═════ Texto de la página ═════

La encíclica ‘Ut unum sint’ fue la primera sobre el ecumenismo en la historia de la Iglesia
Este mes de mayo celebramos su 25 aniversario. En ella, Juan Pablo II señalaba la centralidad de la tarea ecuménica con estas palabras: “El movimiento a favor de la unidad de los cristianos, no es un mero ‘apéndice’ que se añade a la actividad tradicional de la Iglesia. Al contrario, pertenece orgánicamente a su vida y a su acción” (UUS 20).
En la presente sociedad multicultural e interreligiosa, constituye una de las prioridades de todo cristiano el recuperar la unidad perdida en la Iglesia de Cristo, teniendo en cuenta que esta “subsiste en” la Iglesia católica (cfr. LG 8). “No se debe olvidar” −recordaba Juan Pablo II− “que el Señor pidió al Padre la unidad de sus discípulos, para que ésta fuera testimonio de su misión” (UUS 23). La división contradice la voluntad de Cristo y constituye una seria dificultad para la evangelización del “mundo entero” (Mc 16, 15). En concreto, “la falta de unidad entre los cristianos es ciertamente una herida para la Iglesia, no en el sentido de quedar privada de su unidad, sino en cuanto obstáculo para la realización plena de su universalidad en la historia” (Congregación para la Doctrina de la Fe, Decl. Dominus Iesus, 6-8-2000, n. 17).

═════ Listado proporcionado ═════

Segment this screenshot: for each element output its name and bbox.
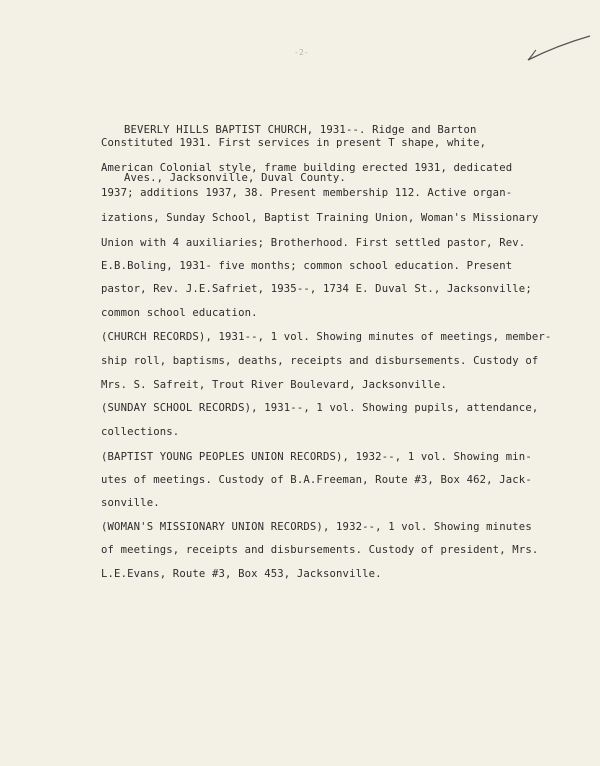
body-line: utes of meetings. Custody of B.A.Freeman, Route #3, Box 462, Jack- — [101, 474, 532, 486]
body-line: L.E.Evans, Route #3, Box 453, Jacksonville. — [101, 568, 382, 580]
body-line: 1937; additions 1937, 38. Present membership 112. Active organ- — [101, 187, 513, 199]
body-line: Mrs. S. Safreit, Trout River Boulevard, Jacksonville. — [101, 379, 447, 391]
body-line: izations, Sunday School, Baptist Training Union, Woman's Missionary — [101, 212, 539, 224]
body-line: Union with 4 auxiliaries; Brotherhood. First settled pastor, Rev. — [101, 237, 526, 249]
body-line: ship roll, baptisms, deaths, receipts and disbursements. Custody of — [101, 355, 539, 367]
body-line: (CHURCH RECORDS), 1931--, 1 vol. Showing minutes of meetings, member- — [101, 331, 552, 343]
body-line: common school education. — [101, 307, 258, 319]
page-mark: -2- — [294, 48, 309, 57]
header-line-1: BEVERLY HILLS BAPTIST CHURCH, 1931--. Ridge and Barton — [124, 124, 477, 136]
body-line: (BAPTIST YOUNG PEOPLES UNION RECORDS), 1932--, 1 vol. Showing min- — [101, 451, 532, 463]
header-line-2: Aves., Jacksonville, Duval County. — [124, 172, 346, 184]
body-line: pastor, Rev. J.E.Safriet, 1935--, 1734 E. Duval St., Jacksonville; — [101, 283, 532, 295]
body-line: sonville. — [101, 497, 160, 509]
body-line: E.B.Boling, 1931- five months; common school education. Present — [101, 260, 513, 272]
body-line: (SUNDAY SCHOOL RECORDS), 1931--, 1 vol. Showing pupils, attendance, — [101, 402, 539, 414]
body-line: (WOMAN'S MISSIONARY UNION RECORDS), 1932--, 1 vol. Showing minutes — [101, 521, 532, 533]
body-line: collections. — [101, 426, 180, 438]
pen-check-mark — [524, 30, 594, 70]
body-line: American Colonial style, frame building erected 1931, dedicated — [101, 162, 513, 174]
body-line: of meetings, receipts and disbursements. Custody of president, Mrs. — [101, 544, 539, 556]
body-line: Constituted 1931. First services in present T shape, white, — [101, 137, 487, 149]
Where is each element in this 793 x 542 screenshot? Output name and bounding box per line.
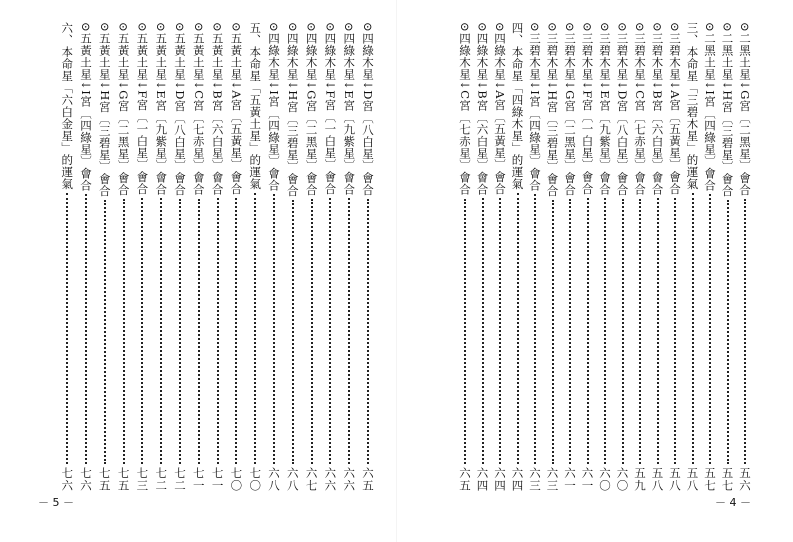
toc-entry — [455, 22, 475, 492]
toc-entry-page: 五七 — [703, 467, 717, 492]
toc-entry — [700, 22, 720, 492]
dot-leader — [179, 199, 181, 464]
toc-entry-title: ⊙二黑土星↓G宮〔二黑星〕會合 — [738, 22, 752, 196]
toc-entry-title: ⊙四綠木星↓A宮〔五黃星〕會合 — [493, 22, 507, 196]
dot-leader — [254, 193, 256, 464]
toc-entry-page: 七一 — [191, 467, 206, 492]
toc-entry-page: 五九 — [633, 467, 647, 492]
toc-entry — [339, 22, 359, 492]
dot-leader — [692, 193, 694, 464]
toc-entry-page: 六八 — [285, 467, 300, 492]
toc-entry-title: ⊙四綠木星↓G宮〔二黑星〕會合 — [304, 22, 319, 196]
toc-entry-page: 六七 — [304, 467, 319, 492]
toc-entry-title: ⊙五黃土星↓E宮〔九紫星〕會合 — [154, 22, 169, 196]
toc-entry — [578, 22, 598, 492]
dot-leader — [217, 198, 219, 464]
toc-entry-page: 六五 — [458, 467, 472, 492]
toc-entry-title: ⊙三碧木星↓D宮〔八白星〕會合 — [615, 22, 630, 196]
toc-entry-title: ⊙四綠木星↓C宮〔七赤星〕會合 — [458, 22, 472, 196]
toc-entry — [189, 22, 209, 492]
toc-entry-page: 七五 — [116, 467, 131, 492]
right-page — [397, 0, 793, 542]
toc-entry — [358, 22, 378, 492]
dot-leader — [552, 200, 554, 464]
toc-entry-title: ⊙三碧木星↓B宮〔六白星〕會合 — [650, 22, 665, 196]
toc-entry-page: 六四 — [475, 467, 490, 492]
toc-entry-title: ⊙五黃土星↓B宮〔六白星〕會合 — [210, 22, 225, 196]
dot-leader — [569, 199, 571, 464]
toc-entry-page: 五七 — [720, 467, 735, 492]
left-page — [0, 0, 396, 542]
toc-entry-page: 七六 — [60, 467, 75, 492]
dot-leader — [744, 199, 746, 464]
toc-entry-page: 六一 — [563, 467, 577, 492]
dot-leader — [273, 194, 275, 464]
toc-entry — [226, 22, 246, 492]
toc-entry — [245, 22, 265, 492]
dot-leader — [104, 200, 106, 464]
toc-entry-page: 七二 — [173, 467, 187, 492]
toc-entry — [560, 22, 580, 492]
dot-leader — [587, 198, 589, 464]
toc-entry-title: 五、本命星「五黃土星」的運氣 — [248, 22, 263, 190]
toc-entry-title: 三、本命星「三碧木星」的運氣 — [685, 22, 700, 190]
toc-entry-title: ⊙五黃土星↓F宮〔一白星〕會合 — [135, 22, 150, 195]
toc-entry-title: ⊙三碧木星↓A宮〔五黃星〕會合 — [668, 22, 682, 196]
toc-entry-title: ⊙四綠木星↓E宮〔九紫星〕會合 — [342, 22, 357, 196]
toc-entry — [490, 22, 510, 492]
toc-entry-title: 六、本命星「六白金星」的運氣 — [60, 22, 75, 190]
toc-entry-title: ⊙五黃土星↓I宮〔四綠星〕會合 — [79, 22, 93, 192]
dot-leader — [482, 198, 484, 464]
toc-entry-title: ⊙四綠木星↓I宮〔四綠星〕會合 — [267, 22, 281, 192]
toc-entry — [525, 22, 545, 492]
toc-entry-page: 六六 — [323, 467, 338, 492]
toc-entry-title: ⊙三碧木星↓H宮〔三碧星〕會合 — [545, 22, 560, 197]
toc-entry-title: ⊙四綠木星↓D宮〔八白星〕會合 — [361, 22, 375, 196]
toc-entry-title: 四、本命星「四綠木星」的運氣 — [510, 22, 525, 190]
toc-entry-title: ⊙四綠木星↓B宮〔六白星〕會合 — [475, 22, 490, 196]
toc-entry-title: ⊙五黃土星↓H宮〔三碧星〕會合 — [97, 22, 112, 197]
toc-entry-title: ⊙三碧木星↓G宮〔二黑星〕會合 — [563, 22, 577, 196]
toc-entry-page: 六〇 — [615, 467, 630, 492]
toc-entry — [595, 22, 615, 492]
toc-entry-page: 六八 — [267, 467, 281, 492]
toc-entry-page: 五八 — [685, 467, 700, 492]
toc-entry — [57, 22, 77, 492]
toc-entry — [95, 22, 115, 492]
dot-leader — [235, 198, 237, 464]
toc-entry-title: ⊙五黃土星↓D宮〔八白星〕會合 — [173, 22, 187, 196]
toc-entry — [648, 22, 668, 492]
dot-leader — [311, 199, 313, 464]
dot-leader — [604, 198, 606, 464]
toc-entry-page: 七〇 — [229, 467, 244, 492]
dot-leader — [622, 199, 624, 464]
dot-leader — [517, 193, 519, 464]
dot-leader — [160, 198, 162, 464]
toc-entry-page: 七二 — [154, 467, 169, 492]
toc-entry-page: 六五 — [361, 467, 375, 492]
toc-entry-title: ⊙二黑土星↓H宮〔三碧星〕會合 — [720, 22, 735, 197]
toc-entry-title: ⊙四綠木星↓H宮〔三碧星〕會合 — [285, 22, 300, 197]
toc-entry — [170, 22, 190, 492]
toc-entry — [208, 22, 228, 492]
toc-entry-page: 六四 — [510, 467, 525, 492]
dot-leader — [198, 199, 200, 464]
toc-entry-title: ⊙三碧木星↓E宮〔九紫星〕會合 — [598, 22, 612, 196]
toc-entry-page: 五八 — [668, 467, 682, 492]
toc-entry-page: 七〇 — [248, 467, 263, 492]
toc-entry — [508, 22, 528, 492]
dot-leader — [464, 199, 466, 464]
toc-entry-title: ⊙五黃土星↓C宮〔七赤星〕會合 — [191, 22, 206, 196]
toc-entry-page: 六一 — [580, 467, 595, 492]
dot-leader — [727, 200, 729, 464]
toc-entry — [473, 22, 493, 492]
dot-leader — [709, 194, 711, 464]
toc-entry-page: 六六 — [342, 467, 357, 492]
page-number-left: － 5 － — [38, 496, 74, 509]
toc-entry — [264, 22, 284, 492]
toc-entry-page: 六〇 — [598, 467, 612, 492]
toc-entry — [76, 22, 96, 492]
toc-entry — [683, 22, 703, 492]
dot-leader — [639, 199, 641, 464]
page-number-right: － 4 － — [715, 496, 751, 509]
toc-entry-title: ⊙五黃土星↓A宮〔五黃星〕會合 — [229, 22, 244, 196]
dot-leader — [348, 198, 350, 464]
toc-entry — [543, 22, 563, 492]
toc-entry-page: 七三 — [135, 467, 150, 492]
toc-entry — [114, 22, 134, 492]
dot-leader — [367, 199, 369, 464]
toc-entry — [735, 22, 755, 492]
toc-entry-page: 六四 — [493, 467, 507, 492]
toc-entry-page: 七一 — [210, 467, 225, 492]
toc-entry-title: ⊙三碧木星↓I宮〔四綠星〕會合 — [528, 22, 542, 192]
toc-entry-title: ⊙三碧木星↓C宮〔七赤星〕會合 — [633, 22, 647, 196]
toc-entry — [613, 22, 633, 492]
toc-entry — [283, 22, 303, 492]
toc-entry-page: 七五 — [97, 467, 112, 492]
toc-entry — [151, 22, 171, 492]
toc-entry-title: ⊙五黃土星↓G宮〔二黑星〕會合 — [116, 22, 131, 196]
toc-entry-page: 六三 — [545, 467, 560, 492]
dot-leader — [657, 198, 659, 464]
toc-entry — [665, 22, 685, 492]
toc-entry — [302, 22, 322, 492]
toc-entry — [630, 22, 650, 492]
toc-entry-title: ⊙四綠木星↓F宮〔一白星〕會合 — [323, 22, 338, 195]
toc-entry — [320, 22, 340, 492]
toc-entry-page: 五八 — [650, 467, 665, 492]
toc-entry — [718, 22, 738, 492]
dot-leader — [329, 198, 331, 464]
dot-leader — [534, 194, 536, 464]
dot-leader — [141, 198, 143, 464]
dot-leader — [85, 194, 87, 464]
toc-entry-page: 六三 — [528, 467, 542, 492]
dot-leader — [499, 198, 501, 464]
toc-entry — [132, 22, 152, 492]
dot-leader — [674, 198, 676, 464]
toc-entry-title: ⊙三碧木星↓F宮〔一白星〕會合 — [580, 22, 595, 195]
dot-leader — [292, 200, 294, 464]
toc-entry-page: 五六 — [738, 467, 752, 492]
toc-entry-title: ⊙二黑土星↓I宮〔四綠星〕會合 — [703, 22, 717, 192]
dot-leader — [123, 199, 125, 464]
dot-leader — [66, 193, 68, 464]
toc-entry-page: 七六 — [79, 467, 93, 492]
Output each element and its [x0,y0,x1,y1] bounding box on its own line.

═════

→ Tareas
(1) ¿Cómo se traduce al inglés esta oración del texto sobre la encíclica: «La división contradice la voluntad de Cristo y constituye una seria dificultad para la evangelización del “mundo entero” (Mc 16, 15).»?
(2) Reescribe el tramo del listado que va desde la línea que contiene "toc-entry — [455, 22, 475, 492]" hasta la que contiene "toc-entry-title: ⊙四綠木星↓C宮〔七赤星〕會合 —". Pon "page-number" en lugar de "toc-entry-page" y deja todo lo demás igual.

→ Respuestas del ejercicio
(1) Division contradicts the will of Christ and constitutes a serious difficulty for the evangelization of the “whole world” (Mk 16:15).

(2)
toc-entry — [455, 22, 475, 492]
page-number: 五七 — [703, 467, 717, 492]
toc-entry — [700, 22, 720, 492]
dot-leader — [179, 199, 181, 464]
toc-entry-title: ⊙二黑土星↓G宮〔二黑星〕會合 — [738, 22, 752, 196]
toc-entry-title: ⊙四綠木星↓A宮〔五黃星〕會合 — [493, 22, 507, 196]
dot-leader — [254, 193, 256, 464]
page-number: 七一 — [191, 467, 206, 492]
page-number: 五九 — [633, 467, 647, 492]
toc-entry — [339, 22, 359, 492]
dot-leader — [692, 193, 694, 464]
page-number: 六八 — [285, 467, 300, 492]
toc-entry-title: ⊙四綠木星↓G宮〔二黑星〕會合 — [304, 22, 319, 196]
page-number: 六七 — [304, 467, 319, 492]
toc-entry-title: ⊙五黃土星↓E宮〔九紫星〕會合 — [154, 22, 169, 196]
toc-entry — [578, 22, 598, 492]
dot-leader — [217, 198, 219, 464]
page-number: 六五 — [458, 467, 472, 492]
toc-entry-title: ⊙三碧木星↓D宮〔八白星〕會合 — [615, 22, 630, 196]
toc-entry-title: ⊙四綠木星↓C宮〔七赤星〕會合 — [458, 22, 472, 196]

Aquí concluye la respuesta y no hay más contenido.